**Records for the exercise:**
● ● ●
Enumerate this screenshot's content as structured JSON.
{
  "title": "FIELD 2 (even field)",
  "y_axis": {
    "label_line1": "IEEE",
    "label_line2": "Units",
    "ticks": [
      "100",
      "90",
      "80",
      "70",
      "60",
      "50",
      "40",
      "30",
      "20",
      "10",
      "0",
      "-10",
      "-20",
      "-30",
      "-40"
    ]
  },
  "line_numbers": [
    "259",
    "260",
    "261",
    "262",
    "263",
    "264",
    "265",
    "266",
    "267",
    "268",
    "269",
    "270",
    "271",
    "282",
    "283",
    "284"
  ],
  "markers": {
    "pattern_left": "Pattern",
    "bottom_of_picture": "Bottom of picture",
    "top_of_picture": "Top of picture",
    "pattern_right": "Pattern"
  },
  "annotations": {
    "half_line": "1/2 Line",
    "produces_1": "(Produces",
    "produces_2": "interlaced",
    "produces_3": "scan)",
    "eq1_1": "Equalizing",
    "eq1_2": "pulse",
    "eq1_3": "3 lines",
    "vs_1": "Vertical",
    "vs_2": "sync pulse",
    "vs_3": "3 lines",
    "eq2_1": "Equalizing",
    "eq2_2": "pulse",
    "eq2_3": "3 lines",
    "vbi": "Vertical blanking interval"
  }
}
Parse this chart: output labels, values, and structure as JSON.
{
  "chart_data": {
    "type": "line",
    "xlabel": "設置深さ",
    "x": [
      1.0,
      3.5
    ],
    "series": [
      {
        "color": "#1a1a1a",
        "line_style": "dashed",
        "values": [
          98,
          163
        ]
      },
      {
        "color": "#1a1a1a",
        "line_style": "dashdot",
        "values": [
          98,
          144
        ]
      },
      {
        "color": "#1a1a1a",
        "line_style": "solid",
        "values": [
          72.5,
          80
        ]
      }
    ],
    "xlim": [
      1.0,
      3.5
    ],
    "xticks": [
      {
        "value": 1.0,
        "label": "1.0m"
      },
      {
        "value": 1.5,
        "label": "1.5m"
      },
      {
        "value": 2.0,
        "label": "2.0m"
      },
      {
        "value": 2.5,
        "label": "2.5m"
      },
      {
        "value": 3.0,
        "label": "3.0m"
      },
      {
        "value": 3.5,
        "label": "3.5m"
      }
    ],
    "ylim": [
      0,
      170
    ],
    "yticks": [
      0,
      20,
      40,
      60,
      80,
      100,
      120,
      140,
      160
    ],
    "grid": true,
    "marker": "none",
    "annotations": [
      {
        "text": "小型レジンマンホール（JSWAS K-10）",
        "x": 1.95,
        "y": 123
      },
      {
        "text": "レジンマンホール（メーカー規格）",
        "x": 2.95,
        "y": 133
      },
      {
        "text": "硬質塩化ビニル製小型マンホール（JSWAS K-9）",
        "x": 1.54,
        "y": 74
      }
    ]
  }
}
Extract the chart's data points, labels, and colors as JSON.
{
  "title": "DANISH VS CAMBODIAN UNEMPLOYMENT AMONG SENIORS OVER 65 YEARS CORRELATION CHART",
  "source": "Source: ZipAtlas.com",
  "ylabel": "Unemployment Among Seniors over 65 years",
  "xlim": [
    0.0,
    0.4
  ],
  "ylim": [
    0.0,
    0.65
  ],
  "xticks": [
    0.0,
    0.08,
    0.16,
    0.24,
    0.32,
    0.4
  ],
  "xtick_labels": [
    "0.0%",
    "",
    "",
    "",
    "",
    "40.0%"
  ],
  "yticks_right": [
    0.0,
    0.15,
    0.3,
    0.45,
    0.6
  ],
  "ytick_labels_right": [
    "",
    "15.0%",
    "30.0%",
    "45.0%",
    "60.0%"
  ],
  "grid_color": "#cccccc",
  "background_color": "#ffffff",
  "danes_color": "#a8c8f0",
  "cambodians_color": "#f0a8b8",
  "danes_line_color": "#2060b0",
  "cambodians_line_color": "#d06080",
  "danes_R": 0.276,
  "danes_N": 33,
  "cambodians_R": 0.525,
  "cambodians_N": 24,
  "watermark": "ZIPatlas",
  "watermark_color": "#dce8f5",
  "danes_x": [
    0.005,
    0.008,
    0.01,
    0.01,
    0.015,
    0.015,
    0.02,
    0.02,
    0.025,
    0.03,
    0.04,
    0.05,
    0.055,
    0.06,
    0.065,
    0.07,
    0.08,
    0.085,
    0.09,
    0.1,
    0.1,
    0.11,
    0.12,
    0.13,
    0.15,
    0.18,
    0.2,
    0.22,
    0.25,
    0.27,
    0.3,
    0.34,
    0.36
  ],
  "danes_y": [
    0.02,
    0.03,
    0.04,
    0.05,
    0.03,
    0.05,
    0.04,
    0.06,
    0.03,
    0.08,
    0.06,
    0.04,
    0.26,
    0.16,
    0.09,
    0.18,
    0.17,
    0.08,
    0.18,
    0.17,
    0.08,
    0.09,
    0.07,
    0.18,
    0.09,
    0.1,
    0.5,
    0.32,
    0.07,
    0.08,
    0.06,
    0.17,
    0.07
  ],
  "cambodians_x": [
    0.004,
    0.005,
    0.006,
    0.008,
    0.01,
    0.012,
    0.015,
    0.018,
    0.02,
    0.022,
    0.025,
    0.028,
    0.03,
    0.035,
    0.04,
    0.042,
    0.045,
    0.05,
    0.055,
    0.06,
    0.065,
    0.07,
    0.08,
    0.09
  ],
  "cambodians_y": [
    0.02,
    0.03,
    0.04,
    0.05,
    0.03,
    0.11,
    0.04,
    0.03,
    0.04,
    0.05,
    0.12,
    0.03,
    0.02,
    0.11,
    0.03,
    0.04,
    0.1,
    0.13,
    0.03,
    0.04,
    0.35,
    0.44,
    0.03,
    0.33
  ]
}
● ● ●
**Problem to work on:** Quote the data above in full, changing nothing.

**Response to this task:**
Enumerate this screenshot's content as structured JSON.
{
  "title": "FIELD 2 (even field)",
  "y_axis": {
    "label_line1": "IEEE",
    "label_line2": "Units",
    "ticks": [
      "100",
      "90",
      "80",
      "70",
      "60",
      "50",
      "40",
      "30",
      "20",
      "10",
      "0",
      "-10",
      "-20",
      "-30",
      "-40"
    ]
  },
  "line_numbers": [
    "259",
    "260",
    "261",
    "262",
    "263",
    "264",
    "265",
    "266",
    "267",
    "268",
    "269",
    "270",
    "271",
    "282",
    "283",
    "284"
  ],
  "markers": {
    "pattern_left": "Pattern",
    "bottom_of_picture": "Bottom of picture",
    "top_of_picture": "Top of picture",
    "pattern_right": "Pattern"
  },
  "annotations": {
    "half_line": "1/2 Line",
    "produces_1": "(Produces",
    "produces_2": "interlaced",
    "produces_3": "scan)",
    "eq1_1": "Equalizing",
    "eq1_2": "pulse",
    "eq1_3": "3 lines",
    "vs_1": "Vertical",
    "vs_2": "sync pulse",
    "vs_3": "3 lines",
    "eq2_1": "Equalizing",
    "eq2_2": "pulse",
    "eq2_3": "3 lines",
    "vbi": "Vertical blanking interval"
  }
}
Parse this chart: output labels, values, and structure as JSON.
{
  "chart_data": {
    "type": "line",
    "xlabel": "設置深さ",
    "x": [
      1.0,
      3.5
    ],
    "series": [
      {
        "color": "#1a1a1a",
        "line_style": "dashed",
        "values": [
          98,
          163
        ]
      },
      {
        "color": "#1a1a1a",
        "line_style": "dashdot",
        "values": [
          98,
          144
        ]
      },
      {
        "color": "#1a1a1a",
        "line_style": "solid",
        "values": [
          72.5,
          80
        ]
      }
    ],
    "xlim": [
      1.0,
      3.5
    ],
    "xticks": [
      {
        "value": 1.0,
        "label": "1.0m"
      },
      {
        "value": 1.5,
        "label": "1.5m"
      },
      {
        "value": 2.0,
        "label": "2.0m"
      },
      {
        "value": 2.5,
        "label": "2.5m"
      },
      {
        "value": 3.0,
        "label": "3.0m"
      },
      {
        "value": 3.5,
        "label": "3.5m"
      }
    ],
    "ylim": [
      0,
      170
    ],
    "yticks": [
      0,
      20,
      40,
      60,
      80,
      100,
      120,
      140,
      160
    ],
    "grid": true,
    "marker": "none",
    "annotations": [
      {
        "text": "小型レジンマンホール（JSWAS K-10）",
        "x": 1.95,
        "y": 123
      },
      {
        "text": "レジンマンホール（メーカー規格）",
        "x": 2.95,
        "y": 133
      },
      {
        "text": "硬質塩化ビニル製小型マンホール（JSWAS K-9）",
        "x": 1.54,
        "y": 74
      }
    ]
  }
}
Extract the chart's data points, labels, and colors as JSON.
{
  "title": "DANISH VS CAMBODIAN UNEMPLOYMENT AMONG SENIORS OVER 65 YEARS CORRELATION CHART",
  "source": "Source: ZipAtlas.com",
  "ylabel": "Unemployment Among Seniors over 65 years",
  "xlim": [
    0.0,
    0.4
  ],
  "ylim": [
    0.0,
    0.65
  ],
  "xticks": [
    0.0,
    0.08,
    0.16,
    0.24,
    0.32,
    0.4
  ],
  "xtick_labels": [
    "0.0%",
    "",
    "",
    "",
    "",
    "40.0%"
  ],
  "yticks_right": [
    0.0,
    0.15,
    0.3,
    0.45,
    0.6
  ],
  "ytick_labels_right": [
    "",
    "15.0%",
    "30.0%",
    "45.0%",
    "60.0%"
  ],
  "grid_color": "#cccccc",
  "background_color": "#ffffff",
  "danes_color": "#a8c8f0",
  "cambodians_color": "#f0a8b8",
  "danes_line_color": "#2060b0",
  "cambodians_line_color": "#d06080",
  "danes_R": 0.276,
  "danes_N": 33,
  "cambodians_R": 0.525,
  "cambodians_N": 24,
  "watermark": "ZIPatlas",
  "watermark_color": "#dce8f5",
  "danes_x": [
    0.005,
    0.008,
    0.01,
    0.01,
    0.015,
    0.015,
    0.02,
    0.02,
    0.025,
    0.03,
    0.04,
    0.05,
    0.055,
    0.06,
    0.065,
    0.07,
    0.08,
    0.085,
    0.09,
    0.1,
    0.1,
    0.11,
    0.12,
    0.13,
    0.15,
    0.18,
    0.2,
    0.22,
    0.25,
    0.27,
    0.3,
    0.34,
    0.36
  ],
  "danes_y": [
    0.02,
    0.03,
    0.04,
    0.05,
    0.03,
    0.05,
    0.04,
    0.06,
    0.03,
    0.08,
    0.06,
    0.04,
    0.26,
    0.16,
    0.09,
    0.18,
    0.17,
    0.08,
    0.18,
    0.17,
    0.08,
    0.09,
    0.07,
    0.18,
    0.09,
    0.1,
    0.5,
    0.32,
    0.07,
    0.08,
    0.06,
    0.17,
    0.07
  ],
  "cambodians_x": [
    0.004,
    0.005,
    0.006,
    0.008,
    0.01,
    0.012,
    0.015,
    0.018,
    0.02,
    0.022,
    0.025,
    0.028,
    0.03,
    0.035,
    0.04,
    0.042,
    0.045,
    0.05,
    0.055,
    0.06,
    0.065,
    0.07,
    0.08,
    0.09
  ],
  "cambodians_y": [
    0.02,
    0.03,
    0.04,
    0.05,
    0.03,
    0.11,
    0.04,
    0.03,
    0.04,
    0.05,
    0.12,
    0.03,
    0.02,
    0.11,
    0.03,
    0.04,
    0.1,
    0.13,
    0.03,
    0.04,
    0.35,
    0.44,
    0.03,
    0.33
  ]
}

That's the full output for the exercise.